Given task>
Wherever a line holds the word "Medical", copy that line out.

Provided entries>
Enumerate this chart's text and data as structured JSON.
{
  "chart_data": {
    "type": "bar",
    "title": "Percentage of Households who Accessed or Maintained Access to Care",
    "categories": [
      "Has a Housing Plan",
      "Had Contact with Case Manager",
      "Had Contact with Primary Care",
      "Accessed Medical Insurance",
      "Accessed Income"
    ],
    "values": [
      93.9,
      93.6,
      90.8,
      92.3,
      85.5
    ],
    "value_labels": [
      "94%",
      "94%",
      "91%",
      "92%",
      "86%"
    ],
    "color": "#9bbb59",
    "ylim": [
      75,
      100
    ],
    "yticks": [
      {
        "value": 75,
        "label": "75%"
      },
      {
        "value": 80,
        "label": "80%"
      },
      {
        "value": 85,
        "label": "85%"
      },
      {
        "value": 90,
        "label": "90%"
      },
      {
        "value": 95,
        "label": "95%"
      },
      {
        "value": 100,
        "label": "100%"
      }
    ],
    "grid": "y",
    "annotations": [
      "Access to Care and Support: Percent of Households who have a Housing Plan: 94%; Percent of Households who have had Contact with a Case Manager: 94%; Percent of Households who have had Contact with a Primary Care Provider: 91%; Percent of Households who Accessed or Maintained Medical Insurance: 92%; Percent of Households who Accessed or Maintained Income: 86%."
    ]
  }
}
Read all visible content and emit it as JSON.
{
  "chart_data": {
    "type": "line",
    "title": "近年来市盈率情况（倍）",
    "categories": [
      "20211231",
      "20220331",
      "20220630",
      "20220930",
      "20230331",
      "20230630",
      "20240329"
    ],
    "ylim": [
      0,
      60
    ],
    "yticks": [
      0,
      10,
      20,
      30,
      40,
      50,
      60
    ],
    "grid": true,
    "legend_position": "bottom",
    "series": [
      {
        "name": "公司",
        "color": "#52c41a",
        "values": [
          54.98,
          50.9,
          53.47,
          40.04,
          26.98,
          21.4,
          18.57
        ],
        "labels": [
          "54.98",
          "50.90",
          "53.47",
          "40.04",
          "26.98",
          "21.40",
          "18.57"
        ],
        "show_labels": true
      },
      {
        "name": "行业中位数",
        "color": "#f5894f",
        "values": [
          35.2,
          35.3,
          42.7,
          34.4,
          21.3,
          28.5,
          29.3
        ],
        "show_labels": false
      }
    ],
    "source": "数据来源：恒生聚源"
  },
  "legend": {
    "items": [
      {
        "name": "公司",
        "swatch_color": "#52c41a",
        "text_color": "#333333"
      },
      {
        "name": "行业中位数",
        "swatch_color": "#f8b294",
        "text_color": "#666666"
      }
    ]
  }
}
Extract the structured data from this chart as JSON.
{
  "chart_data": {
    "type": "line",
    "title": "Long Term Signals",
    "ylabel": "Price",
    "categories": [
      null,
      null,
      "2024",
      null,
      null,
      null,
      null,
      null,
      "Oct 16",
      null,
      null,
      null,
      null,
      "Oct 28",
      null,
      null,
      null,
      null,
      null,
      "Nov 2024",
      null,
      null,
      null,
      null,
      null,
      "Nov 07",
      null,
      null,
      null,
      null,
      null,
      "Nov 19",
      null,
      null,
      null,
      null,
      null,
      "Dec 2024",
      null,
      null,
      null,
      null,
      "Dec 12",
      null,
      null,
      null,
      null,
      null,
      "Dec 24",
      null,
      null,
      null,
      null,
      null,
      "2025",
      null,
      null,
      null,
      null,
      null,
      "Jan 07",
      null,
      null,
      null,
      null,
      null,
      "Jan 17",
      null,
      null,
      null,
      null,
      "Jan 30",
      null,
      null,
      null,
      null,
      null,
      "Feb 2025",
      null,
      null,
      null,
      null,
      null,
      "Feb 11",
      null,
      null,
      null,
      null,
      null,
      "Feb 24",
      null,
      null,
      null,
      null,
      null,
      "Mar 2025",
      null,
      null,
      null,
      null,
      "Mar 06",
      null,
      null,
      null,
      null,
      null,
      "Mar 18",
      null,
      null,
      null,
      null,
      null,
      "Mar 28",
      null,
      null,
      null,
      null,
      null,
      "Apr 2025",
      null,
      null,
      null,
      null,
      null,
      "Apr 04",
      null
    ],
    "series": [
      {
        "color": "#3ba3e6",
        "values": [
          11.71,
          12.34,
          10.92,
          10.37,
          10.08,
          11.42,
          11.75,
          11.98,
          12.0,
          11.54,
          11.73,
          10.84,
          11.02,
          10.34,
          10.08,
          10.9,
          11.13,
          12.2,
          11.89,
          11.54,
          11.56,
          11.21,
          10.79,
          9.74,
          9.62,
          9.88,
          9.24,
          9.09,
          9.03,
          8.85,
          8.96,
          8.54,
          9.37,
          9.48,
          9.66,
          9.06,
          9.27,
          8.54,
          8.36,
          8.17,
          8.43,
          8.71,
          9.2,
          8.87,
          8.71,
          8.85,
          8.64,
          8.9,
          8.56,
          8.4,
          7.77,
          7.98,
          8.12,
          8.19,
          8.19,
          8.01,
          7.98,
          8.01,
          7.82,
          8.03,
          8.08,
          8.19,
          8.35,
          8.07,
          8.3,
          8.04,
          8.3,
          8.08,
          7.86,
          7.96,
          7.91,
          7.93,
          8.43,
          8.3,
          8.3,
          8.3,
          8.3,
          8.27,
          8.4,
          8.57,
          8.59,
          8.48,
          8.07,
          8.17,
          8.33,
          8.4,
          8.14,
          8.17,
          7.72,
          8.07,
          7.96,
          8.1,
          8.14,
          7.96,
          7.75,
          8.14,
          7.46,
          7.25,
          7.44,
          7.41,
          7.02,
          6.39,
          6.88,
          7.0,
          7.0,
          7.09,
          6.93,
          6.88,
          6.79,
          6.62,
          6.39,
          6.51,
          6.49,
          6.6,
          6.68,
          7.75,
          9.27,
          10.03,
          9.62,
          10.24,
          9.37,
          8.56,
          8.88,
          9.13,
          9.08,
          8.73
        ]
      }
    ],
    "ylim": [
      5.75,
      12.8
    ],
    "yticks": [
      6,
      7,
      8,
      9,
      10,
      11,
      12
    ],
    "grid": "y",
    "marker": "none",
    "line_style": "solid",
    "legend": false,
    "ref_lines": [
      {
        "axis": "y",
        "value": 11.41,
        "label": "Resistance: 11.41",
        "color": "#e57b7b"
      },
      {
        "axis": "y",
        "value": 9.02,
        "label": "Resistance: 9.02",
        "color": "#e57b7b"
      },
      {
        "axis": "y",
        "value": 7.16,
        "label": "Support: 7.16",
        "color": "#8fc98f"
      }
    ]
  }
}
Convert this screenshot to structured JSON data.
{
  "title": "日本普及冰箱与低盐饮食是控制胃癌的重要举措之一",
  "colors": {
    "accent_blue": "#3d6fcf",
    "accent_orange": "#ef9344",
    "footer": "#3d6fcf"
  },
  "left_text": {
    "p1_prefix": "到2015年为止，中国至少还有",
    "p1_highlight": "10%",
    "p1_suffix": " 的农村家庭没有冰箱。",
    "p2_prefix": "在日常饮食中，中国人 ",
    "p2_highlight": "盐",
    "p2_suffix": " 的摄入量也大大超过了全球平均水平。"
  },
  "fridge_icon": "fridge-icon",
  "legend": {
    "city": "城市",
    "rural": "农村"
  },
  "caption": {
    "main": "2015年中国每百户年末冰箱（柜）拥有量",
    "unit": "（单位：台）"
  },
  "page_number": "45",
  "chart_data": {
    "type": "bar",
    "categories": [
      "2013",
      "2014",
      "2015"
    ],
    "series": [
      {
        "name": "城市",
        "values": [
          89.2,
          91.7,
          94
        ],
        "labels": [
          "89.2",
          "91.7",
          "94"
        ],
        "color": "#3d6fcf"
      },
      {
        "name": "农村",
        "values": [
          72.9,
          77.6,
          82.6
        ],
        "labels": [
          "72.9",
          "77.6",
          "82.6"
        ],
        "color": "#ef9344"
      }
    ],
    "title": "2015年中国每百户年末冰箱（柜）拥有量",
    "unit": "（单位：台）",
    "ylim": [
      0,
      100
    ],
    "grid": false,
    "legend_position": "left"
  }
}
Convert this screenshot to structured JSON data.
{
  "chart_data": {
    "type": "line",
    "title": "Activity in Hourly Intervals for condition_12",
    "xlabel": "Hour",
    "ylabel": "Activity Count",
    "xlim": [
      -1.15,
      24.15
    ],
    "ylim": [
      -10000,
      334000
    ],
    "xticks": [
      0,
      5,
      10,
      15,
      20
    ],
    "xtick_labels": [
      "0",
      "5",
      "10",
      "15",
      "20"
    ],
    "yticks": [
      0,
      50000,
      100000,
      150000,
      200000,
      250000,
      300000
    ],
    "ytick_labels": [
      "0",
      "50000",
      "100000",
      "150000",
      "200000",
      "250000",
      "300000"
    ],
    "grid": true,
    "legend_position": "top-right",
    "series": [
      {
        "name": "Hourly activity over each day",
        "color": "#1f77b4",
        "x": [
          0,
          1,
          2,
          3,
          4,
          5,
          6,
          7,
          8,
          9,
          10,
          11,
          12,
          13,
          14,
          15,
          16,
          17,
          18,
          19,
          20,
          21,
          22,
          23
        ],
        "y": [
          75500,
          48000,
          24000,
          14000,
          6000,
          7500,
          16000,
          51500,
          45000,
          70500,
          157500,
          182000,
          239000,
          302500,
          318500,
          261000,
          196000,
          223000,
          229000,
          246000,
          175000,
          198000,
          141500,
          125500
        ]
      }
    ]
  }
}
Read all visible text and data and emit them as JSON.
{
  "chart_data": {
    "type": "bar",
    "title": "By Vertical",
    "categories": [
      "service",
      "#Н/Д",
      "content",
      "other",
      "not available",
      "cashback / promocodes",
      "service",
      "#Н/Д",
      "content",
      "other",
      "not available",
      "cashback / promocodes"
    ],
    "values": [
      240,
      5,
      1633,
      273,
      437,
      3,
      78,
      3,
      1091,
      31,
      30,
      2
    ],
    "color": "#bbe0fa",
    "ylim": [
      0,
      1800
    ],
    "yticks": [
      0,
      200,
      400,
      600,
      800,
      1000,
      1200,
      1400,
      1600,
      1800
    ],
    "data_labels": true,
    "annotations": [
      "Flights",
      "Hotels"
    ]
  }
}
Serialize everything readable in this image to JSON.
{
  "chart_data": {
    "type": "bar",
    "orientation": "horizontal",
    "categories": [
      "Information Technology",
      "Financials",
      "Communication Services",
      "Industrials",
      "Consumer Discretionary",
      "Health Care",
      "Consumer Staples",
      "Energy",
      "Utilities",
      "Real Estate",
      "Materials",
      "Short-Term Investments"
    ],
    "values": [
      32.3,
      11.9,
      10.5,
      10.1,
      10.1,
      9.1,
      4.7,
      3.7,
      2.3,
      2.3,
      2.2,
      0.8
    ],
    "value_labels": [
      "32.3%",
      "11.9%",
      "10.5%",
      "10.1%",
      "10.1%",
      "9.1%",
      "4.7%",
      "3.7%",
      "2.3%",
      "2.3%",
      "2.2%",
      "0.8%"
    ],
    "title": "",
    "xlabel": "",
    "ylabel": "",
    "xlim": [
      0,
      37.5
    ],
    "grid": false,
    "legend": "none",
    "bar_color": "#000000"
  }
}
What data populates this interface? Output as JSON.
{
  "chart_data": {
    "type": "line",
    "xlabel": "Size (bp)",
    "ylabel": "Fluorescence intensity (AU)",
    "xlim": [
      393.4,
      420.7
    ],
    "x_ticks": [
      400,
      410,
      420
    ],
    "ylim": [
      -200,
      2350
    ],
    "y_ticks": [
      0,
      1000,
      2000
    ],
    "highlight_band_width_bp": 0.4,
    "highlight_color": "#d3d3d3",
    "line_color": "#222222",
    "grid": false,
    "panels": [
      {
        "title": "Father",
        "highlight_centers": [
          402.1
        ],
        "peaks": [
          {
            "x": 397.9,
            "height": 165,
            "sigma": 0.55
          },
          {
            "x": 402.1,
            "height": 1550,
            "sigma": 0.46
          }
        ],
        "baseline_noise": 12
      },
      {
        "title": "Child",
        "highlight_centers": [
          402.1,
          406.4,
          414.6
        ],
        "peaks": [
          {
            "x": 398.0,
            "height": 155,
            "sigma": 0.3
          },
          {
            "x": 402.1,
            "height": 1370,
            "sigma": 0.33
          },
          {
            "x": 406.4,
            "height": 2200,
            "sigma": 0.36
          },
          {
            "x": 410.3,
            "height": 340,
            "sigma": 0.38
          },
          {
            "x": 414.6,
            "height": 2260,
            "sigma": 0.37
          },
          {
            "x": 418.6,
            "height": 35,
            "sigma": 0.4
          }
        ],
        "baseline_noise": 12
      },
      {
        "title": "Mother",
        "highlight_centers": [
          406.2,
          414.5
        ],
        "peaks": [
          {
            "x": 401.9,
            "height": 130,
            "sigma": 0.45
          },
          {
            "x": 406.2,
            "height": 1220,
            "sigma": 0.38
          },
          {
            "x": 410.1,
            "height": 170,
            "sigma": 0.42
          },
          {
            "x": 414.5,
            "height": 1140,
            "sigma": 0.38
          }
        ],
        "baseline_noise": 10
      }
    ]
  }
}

Task result>
      "Accessed Medical Insurance",
      "Access to Care and Support: Percent of Households who have a Housing Plan: 94%; Percent of Households who have had Contact with a Case Manager: 94%; Percent of Households who have had Contact with a Primary Care Provider: 91%; Percent of Households who Accessed or Maintained Medical Insurance: 92%; Percent of Households who Accessed or Maintained Income: 86%."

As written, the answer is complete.